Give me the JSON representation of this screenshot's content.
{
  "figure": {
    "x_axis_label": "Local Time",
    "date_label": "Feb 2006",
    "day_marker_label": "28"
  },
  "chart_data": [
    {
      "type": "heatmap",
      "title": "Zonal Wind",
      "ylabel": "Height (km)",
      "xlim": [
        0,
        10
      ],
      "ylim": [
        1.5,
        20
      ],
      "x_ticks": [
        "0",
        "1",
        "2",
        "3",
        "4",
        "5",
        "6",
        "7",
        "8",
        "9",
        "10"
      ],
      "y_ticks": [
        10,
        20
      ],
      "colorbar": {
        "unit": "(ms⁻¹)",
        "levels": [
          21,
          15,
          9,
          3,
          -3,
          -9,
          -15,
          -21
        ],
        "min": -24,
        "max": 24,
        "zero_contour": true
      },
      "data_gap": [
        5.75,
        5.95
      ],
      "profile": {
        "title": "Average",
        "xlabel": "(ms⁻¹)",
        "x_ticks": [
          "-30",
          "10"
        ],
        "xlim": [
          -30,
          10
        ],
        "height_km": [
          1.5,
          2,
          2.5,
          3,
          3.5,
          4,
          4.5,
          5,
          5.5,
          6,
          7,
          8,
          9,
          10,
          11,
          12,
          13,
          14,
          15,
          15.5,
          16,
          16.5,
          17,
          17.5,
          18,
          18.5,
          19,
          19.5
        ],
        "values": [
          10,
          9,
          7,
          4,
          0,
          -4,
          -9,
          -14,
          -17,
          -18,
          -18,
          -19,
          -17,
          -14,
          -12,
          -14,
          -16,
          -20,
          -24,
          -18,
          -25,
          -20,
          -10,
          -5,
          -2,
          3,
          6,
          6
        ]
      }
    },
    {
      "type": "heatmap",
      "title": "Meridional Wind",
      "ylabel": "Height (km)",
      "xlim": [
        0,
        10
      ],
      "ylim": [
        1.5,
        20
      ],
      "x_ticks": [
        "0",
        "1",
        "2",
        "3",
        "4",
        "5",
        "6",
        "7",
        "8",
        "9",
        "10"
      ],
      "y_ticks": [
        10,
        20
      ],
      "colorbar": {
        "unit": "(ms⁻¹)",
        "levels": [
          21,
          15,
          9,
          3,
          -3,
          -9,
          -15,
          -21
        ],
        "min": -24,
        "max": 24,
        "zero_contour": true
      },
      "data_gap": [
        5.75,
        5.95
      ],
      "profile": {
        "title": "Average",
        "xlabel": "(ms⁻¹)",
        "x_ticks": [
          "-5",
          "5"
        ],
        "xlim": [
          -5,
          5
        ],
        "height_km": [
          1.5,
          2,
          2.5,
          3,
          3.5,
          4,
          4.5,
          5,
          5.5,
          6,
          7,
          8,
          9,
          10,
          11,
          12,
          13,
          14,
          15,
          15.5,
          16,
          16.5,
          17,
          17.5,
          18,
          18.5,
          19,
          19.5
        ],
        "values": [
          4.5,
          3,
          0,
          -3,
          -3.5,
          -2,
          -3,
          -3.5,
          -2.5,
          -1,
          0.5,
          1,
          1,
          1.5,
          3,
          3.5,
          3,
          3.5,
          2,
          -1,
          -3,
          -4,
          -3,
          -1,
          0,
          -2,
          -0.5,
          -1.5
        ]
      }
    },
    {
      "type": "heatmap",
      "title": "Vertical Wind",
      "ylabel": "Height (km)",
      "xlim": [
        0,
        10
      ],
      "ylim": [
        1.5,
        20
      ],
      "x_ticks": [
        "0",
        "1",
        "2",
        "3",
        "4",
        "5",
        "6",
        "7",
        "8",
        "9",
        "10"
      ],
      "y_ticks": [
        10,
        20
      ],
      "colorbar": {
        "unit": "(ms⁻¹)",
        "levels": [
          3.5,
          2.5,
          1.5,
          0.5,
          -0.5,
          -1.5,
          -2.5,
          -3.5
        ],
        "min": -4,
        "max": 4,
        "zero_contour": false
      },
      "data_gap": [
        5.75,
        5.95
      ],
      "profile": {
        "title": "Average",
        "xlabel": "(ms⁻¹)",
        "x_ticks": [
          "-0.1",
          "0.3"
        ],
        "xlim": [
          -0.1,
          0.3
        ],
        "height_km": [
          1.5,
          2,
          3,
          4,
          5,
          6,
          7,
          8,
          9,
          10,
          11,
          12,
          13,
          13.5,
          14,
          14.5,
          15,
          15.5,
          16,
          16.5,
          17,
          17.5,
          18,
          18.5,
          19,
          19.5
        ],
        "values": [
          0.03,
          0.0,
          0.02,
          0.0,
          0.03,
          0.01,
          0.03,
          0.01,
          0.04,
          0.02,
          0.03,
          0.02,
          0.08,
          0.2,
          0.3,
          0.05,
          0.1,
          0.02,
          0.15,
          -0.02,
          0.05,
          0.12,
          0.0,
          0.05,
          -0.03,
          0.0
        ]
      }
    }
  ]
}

_Task directions_
Give the complete listing a second time, exactly as it reads.

_The reply_
Give me the JSON representation of this screenshot's content.
{
  "figure": {
    "x_axis_label": "Local Time",
    "date_label": "Feb 2006",
    "day_marker_label": "28"
  },
  "chart_data": [
    {
      "type": "heatmap",
      "title": "Zonal Wind",
      "ylabel": "Height (km)",
      "xlim": [
        0,
        10
      ],
      "ylim": [
        1.5,
        20
      ],
      "x_ticks": [
        "0",
        "1",
        "2",
        "3",
        "4",
        "5",
        "6",
        "7",
        "8",
        "9",
        "10"
      ],
      "y_ticks": [
        10,
        20
      ],
      "colorbar": {
        "unit": "(ms⁻¹)",
        "levels": [
          21,
          15,
          9,
          3,
          -3,
          -9,
          -15,
          -21
        ],
        "min": -24,
        "max": 24,
        "zero_contour": true
      },
      "data_gap": [
        5.75,
        5.95
      ],
      "profile": {
        "title": "Average",
        "xlabel": "(ms⁻¹)",
        "x_ticks": [
          "-30",
          "10"
        ],
        "xlim": [
          -30,
          10
        ],
        "height_km": [
          1.5,
          2,
          2.5,
          3,
          3.5,
          4,
          4.5,
          5,
          5.5,
          6,
          7,
          8,
          9,
          10,
          11,
          12,
          13,
          14,
          15,
          15.5,
          16,
          16.5,
          17,
          17.5,
          18,
          18.5,
          19,
          19.5
        ],
        "values": [
          10,
          9,
          7,
          4,
          0,
          -4,
          -9,
          -14,
          -17,
          -18,
          -18,
          -19,
          -17,
          -14,
          -12,
          -14,
          -16,
          -20,
          -24,
          -18,
          -25,
          -20,
          -10,
          -5,
          -2,
          3,
          6,
          6
        ]
      }
    },
    {
      "type": "heatmap",
      "title": "Meridional Wind",
      "ylabel": "Height (km)",
      "xlim": [
        0,
        10
      ],
      "ylim": [
        1.5,
        20
      ],
      "x_ticks": [
        "0",
        "1",
        "2",
        "3",
        "4",
        "5",
        "6",
        "7",
        "8",
        "9",
        "10"
      ],
      "y_ticks": [
        10,
        20
      ],
      "colorbar": {
        "unit": "(ms⁻¹)",
        "levels": [
          21,
          15,
          9,
          3,
          -3,
          -9,
          -15,
          -21
        ],
        "min": -24,
        "max": 24,
        "zero_contour": true
      },
      "data_gap": [
        5.75,
        5.95
      ],
      "profile": {
        "title": "Average",
        "xlabel": "(ms⁻¹)",
        "x_ticks": [
          "-5",
          "5"
        ],
        "xlim": [
          -5,
          5
        ],
        "height_km": [
          1.5,
          2,
          2.5,
          3,
          3.5,
          4,
          4.5,
          5,
          5.5,
          6,
          7,
          8,
          9,
          10,
          11,
          12,
          13,
          14,
          15,
          15.5,
          16,
          16.5,
          17,
          17.5,
          18,
          18.5,
          19,
          19.5
        ],
        "values": [
          4.5,
          3,
          0,
          -3,
          -3.5,
          -2,
          -3,
          -3.5,
          -2.5,
          -1,
          0.5,
          1,
          1,
          1.5,
          3,
          3.5,
          3,
          3.5,
          2,
          -1,
          -3,
          -4,
          -3,
          -1,
          0,
          -2,
          -0.5,
          -1.5
        ]
      }
    },
    {
      "type": "heatmap",
      "title": "Vertical Wind",
      "ylabel": "Height (km)",
      "xlim": [
        0,
        10
      ],
      "ylim": [
        1.5,
        20
      ],
      "x_ticks": [
        "0",
        "1",
        "2",
        "3",
        "4",
        "5",
        "6",
        "7",
        "8",
        "9",
        "10"
      ],
      "y_ticks": [
        10,
        20
      ],
      "colorbar": {
        "unit": "(ms⁻¹)",
        "levels": [
          3.5,
          2.5,
          1.5,
          0.5,
          -0.5,
          -1.5,
          -2.5,
          -3.5
        ],
        "min": -4,
        "max": 4,
        "zero_contour": false
      },
      "data_gap": [
        5.75,
        5.95
      ],
      "profile": {
        "title": "Average",
        "xlabel": "(ms⁻¹)",
        "x_ticks": [
          "-0.1",
          "0.3"
        ],
        "xlim": [
          -0.1,
          0.3
        ],
        "height_km": [
          1.5,
          2,
          3,
          4,
          5,
          6,
          7,
          8,
          9,
          10,
          11,
          12,
          13,
          13.5,
          14,
          14.5,
          15,
          15.5,
          16,
          16.5,
          17,
          17.5,
          18,
          18.5,
          19,
          19.5
        ],
        "values": [
          0.03,
          0.0,
          0.02,
          0.0,
          0.03,
          0.01,
          0.03,
          0.01,
          0.04,
          0.02,
          0.03,
          0.02,
          0.08,
          0.2,
          0.3,
          0.05,
          0.1,
          0.02,
          0.15,
          -0.02,
          0.05,
          0.12,
          0.0,
          0.05,
          -0.03,
          0.0
        ]
      }
    }
  ]
}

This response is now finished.